> _DATASET CONTENT_:
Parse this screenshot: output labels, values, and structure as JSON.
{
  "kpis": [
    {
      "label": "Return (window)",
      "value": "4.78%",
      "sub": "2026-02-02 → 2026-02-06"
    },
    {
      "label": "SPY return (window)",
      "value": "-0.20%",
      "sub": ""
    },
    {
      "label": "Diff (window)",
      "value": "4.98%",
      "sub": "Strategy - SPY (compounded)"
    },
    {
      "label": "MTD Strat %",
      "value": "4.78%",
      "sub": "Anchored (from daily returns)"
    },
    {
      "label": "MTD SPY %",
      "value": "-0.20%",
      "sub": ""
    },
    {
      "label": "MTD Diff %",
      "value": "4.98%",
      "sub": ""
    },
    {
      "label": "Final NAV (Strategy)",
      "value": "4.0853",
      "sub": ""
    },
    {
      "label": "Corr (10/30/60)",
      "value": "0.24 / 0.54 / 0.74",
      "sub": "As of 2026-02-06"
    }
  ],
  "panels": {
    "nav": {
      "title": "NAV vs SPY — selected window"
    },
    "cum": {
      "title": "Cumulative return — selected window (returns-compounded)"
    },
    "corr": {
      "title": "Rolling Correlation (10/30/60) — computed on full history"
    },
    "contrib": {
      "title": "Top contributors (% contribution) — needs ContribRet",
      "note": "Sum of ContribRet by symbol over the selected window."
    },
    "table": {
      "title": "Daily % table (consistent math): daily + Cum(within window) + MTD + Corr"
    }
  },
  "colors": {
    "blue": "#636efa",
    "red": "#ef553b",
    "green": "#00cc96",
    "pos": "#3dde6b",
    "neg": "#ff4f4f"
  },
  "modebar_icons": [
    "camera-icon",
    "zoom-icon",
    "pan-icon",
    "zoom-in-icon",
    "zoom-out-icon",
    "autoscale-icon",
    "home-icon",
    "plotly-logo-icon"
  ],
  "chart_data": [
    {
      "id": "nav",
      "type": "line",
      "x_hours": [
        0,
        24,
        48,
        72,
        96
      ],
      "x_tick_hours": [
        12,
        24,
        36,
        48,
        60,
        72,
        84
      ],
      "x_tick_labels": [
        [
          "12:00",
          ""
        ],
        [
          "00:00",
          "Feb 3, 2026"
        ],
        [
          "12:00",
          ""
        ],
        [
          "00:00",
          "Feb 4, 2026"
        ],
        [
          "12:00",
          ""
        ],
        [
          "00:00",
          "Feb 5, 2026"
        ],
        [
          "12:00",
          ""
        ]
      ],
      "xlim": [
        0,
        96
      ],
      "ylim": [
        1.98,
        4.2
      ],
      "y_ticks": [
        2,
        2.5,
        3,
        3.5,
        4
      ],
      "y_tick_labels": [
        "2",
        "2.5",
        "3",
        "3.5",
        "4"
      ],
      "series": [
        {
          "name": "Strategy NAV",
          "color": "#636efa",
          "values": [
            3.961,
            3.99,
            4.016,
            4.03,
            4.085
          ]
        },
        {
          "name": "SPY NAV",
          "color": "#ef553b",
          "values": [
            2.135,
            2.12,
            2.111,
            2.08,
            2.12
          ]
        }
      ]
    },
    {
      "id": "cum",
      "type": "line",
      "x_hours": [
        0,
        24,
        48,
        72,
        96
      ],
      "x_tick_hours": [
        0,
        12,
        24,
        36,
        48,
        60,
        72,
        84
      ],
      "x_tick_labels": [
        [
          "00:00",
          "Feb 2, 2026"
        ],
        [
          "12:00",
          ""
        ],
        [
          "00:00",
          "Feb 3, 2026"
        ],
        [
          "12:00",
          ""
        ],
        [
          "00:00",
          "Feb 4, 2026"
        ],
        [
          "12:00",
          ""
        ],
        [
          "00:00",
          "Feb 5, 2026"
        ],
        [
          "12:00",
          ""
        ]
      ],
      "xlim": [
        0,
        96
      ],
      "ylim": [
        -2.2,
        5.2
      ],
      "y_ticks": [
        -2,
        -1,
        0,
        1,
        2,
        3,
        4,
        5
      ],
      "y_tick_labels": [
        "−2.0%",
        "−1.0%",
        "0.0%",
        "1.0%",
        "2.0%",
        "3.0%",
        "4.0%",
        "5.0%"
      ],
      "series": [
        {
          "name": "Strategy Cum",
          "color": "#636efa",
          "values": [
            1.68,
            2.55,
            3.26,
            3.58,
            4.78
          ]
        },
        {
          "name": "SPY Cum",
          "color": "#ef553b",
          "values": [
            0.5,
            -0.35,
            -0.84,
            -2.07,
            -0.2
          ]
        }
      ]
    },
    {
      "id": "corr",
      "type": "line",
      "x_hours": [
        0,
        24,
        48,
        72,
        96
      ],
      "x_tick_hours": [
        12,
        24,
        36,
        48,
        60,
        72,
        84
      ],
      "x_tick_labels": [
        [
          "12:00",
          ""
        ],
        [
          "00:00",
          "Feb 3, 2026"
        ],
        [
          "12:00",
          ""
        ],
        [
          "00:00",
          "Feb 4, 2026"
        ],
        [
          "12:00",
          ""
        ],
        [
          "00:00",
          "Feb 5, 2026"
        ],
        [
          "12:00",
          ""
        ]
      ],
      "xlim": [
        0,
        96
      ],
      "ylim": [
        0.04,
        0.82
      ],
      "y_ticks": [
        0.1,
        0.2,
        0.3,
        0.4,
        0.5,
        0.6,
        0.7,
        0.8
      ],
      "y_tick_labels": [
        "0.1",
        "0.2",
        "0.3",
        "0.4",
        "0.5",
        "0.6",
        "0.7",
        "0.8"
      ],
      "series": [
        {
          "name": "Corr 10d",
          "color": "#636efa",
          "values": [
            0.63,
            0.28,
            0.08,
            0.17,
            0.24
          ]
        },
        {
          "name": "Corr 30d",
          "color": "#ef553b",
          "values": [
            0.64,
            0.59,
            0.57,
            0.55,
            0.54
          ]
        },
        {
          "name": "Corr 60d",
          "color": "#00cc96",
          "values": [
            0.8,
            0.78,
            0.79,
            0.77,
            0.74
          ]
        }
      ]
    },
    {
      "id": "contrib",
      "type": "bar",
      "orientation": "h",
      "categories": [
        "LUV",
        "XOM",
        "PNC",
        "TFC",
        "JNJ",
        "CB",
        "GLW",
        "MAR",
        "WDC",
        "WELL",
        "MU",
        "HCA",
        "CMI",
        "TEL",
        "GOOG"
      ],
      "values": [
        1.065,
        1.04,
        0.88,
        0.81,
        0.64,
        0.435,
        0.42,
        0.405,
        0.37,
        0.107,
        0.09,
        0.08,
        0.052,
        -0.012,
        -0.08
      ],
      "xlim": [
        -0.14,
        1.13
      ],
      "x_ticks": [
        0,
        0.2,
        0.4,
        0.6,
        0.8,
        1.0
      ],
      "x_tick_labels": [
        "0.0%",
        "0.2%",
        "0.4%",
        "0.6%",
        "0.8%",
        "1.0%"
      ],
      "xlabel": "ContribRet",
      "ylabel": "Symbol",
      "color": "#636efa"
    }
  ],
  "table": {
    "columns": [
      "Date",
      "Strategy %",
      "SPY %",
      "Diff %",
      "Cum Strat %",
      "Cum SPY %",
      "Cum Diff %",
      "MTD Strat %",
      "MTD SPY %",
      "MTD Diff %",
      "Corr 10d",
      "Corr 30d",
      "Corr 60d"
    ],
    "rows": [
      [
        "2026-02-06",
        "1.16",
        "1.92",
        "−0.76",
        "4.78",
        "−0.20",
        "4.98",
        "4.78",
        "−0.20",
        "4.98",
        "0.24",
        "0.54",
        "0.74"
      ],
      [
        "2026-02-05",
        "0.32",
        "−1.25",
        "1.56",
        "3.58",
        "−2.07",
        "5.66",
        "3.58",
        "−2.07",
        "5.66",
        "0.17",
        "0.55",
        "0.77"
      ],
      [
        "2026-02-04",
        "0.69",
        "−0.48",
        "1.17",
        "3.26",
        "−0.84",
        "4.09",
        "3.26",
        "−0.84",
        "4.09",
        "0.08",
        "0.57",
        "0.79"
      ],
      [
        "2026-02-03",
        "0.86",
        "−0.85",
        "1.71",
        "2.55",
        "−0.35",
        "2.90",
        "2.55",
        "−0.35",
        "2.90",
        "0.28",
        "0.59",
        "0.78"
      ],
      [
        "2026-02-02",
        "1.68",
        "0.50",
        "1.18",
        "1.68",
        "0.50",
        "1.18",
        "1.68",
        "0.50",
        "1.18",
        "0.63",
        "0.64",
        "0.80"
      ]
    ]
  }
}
---
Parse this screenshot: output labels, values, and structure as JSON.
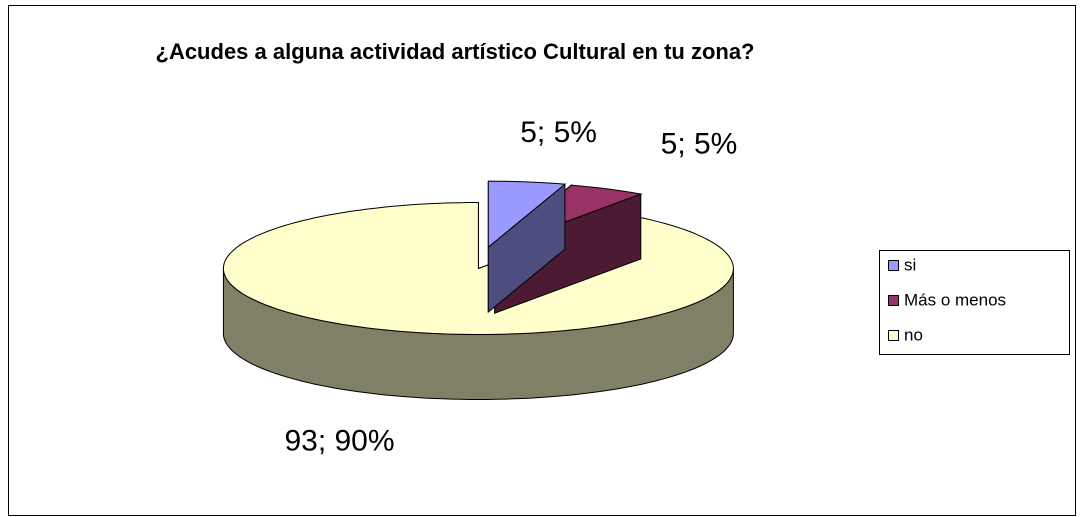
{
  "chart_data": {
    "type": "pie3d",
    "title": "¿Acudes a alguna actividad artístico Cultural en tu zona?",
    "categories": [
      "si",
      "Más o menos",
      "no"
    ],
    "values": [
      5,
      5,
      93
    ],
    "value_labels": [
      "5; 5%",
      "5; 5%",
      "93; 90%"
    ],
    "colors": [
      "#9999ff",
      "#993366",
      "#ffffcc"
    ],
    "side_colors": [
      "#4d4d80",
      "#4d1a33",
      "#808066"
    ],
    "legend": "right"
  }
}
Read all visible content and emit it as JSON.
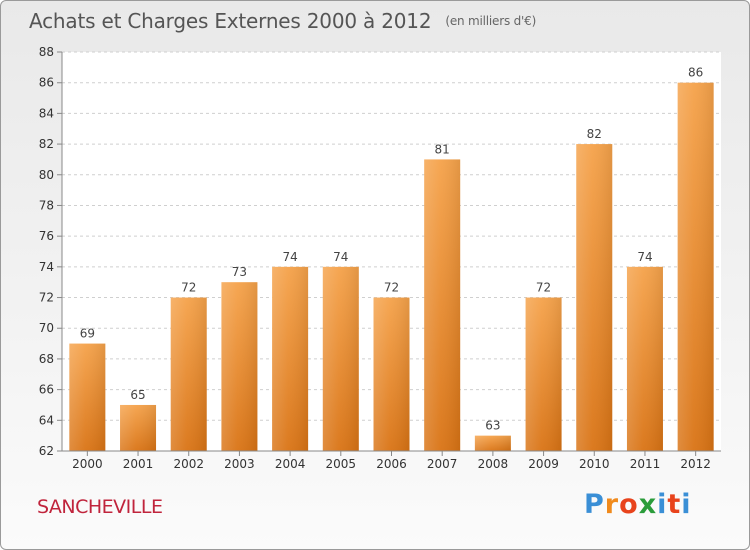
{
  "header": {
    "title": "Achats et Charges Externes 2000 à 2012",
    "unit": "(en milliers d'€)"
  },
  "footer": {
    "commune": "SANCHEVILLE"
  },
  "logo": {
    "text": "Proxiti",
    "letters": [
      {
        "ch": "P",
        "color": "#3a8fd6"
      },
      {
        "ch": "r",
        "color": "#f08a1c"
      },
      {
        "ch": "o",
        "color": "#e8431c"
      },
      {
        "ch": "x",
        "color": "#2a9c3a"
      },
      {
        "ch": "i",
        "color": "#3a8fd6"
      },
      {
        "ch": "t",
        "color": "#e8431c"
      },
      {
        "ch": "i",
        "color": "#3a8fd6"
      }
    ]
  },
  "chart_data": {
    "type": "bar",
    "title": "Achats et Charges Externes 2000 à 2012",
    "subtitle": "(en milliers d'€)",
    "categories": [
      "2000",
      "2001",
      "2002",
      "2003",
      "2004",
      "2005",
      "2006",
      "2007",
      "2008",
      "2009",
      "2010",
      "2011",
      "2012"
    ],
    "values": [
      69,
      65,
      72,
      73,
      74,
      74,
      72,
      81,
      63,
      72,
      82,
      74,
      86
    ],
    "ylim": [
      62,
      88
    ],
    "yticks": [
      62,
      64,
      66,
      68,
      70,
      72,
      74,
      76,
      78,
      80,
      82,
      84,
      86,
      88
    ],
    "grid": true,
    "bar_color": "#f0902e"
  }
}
---
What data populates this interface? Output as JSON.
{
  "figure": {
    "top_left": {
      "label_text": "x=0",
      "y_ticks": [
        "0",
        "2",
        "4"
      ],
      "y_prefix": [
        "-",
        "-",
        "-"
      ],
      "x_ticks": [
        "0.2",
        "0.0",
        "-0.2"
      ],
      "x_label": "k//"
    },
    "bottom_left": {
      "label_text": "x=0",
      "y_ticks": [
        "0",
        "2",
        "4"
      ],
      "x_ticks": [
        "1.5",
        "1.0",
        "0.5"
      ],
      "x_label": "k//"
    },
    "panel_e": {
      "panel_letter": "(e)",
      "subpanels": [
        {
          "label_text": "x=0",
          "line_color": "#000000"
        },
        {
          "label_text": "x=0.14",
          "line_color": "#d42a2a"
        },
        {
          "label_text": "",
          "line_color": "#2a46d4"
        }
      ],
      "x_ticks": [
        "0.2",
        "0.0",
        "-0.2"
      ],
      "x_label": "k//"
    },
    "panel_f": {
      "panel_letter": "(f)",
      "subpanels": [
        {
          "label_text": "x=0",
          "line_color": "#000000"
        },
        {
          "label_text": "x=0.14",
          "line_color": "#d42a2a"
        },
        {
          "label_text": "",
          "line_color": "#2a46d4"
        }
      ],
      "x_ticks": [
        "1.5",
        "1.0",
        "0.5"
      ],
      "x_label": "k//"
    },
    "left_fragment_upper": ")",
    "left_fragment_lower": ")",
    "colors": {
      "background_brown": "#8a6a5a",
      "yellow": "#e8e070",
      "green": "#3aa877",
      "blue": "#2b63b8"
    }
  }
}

> _GOAL_: Scan the material above. Return every line containing the string "JSON".

> _TASK ANSWER_:
Parse this screenshot: output labels, values, and structure as JSON.
Parse this screenshot: output labels, values, and structure as JSON.
Read all visible content and emit it as JSON.
What data populates this interface? Output as JSON.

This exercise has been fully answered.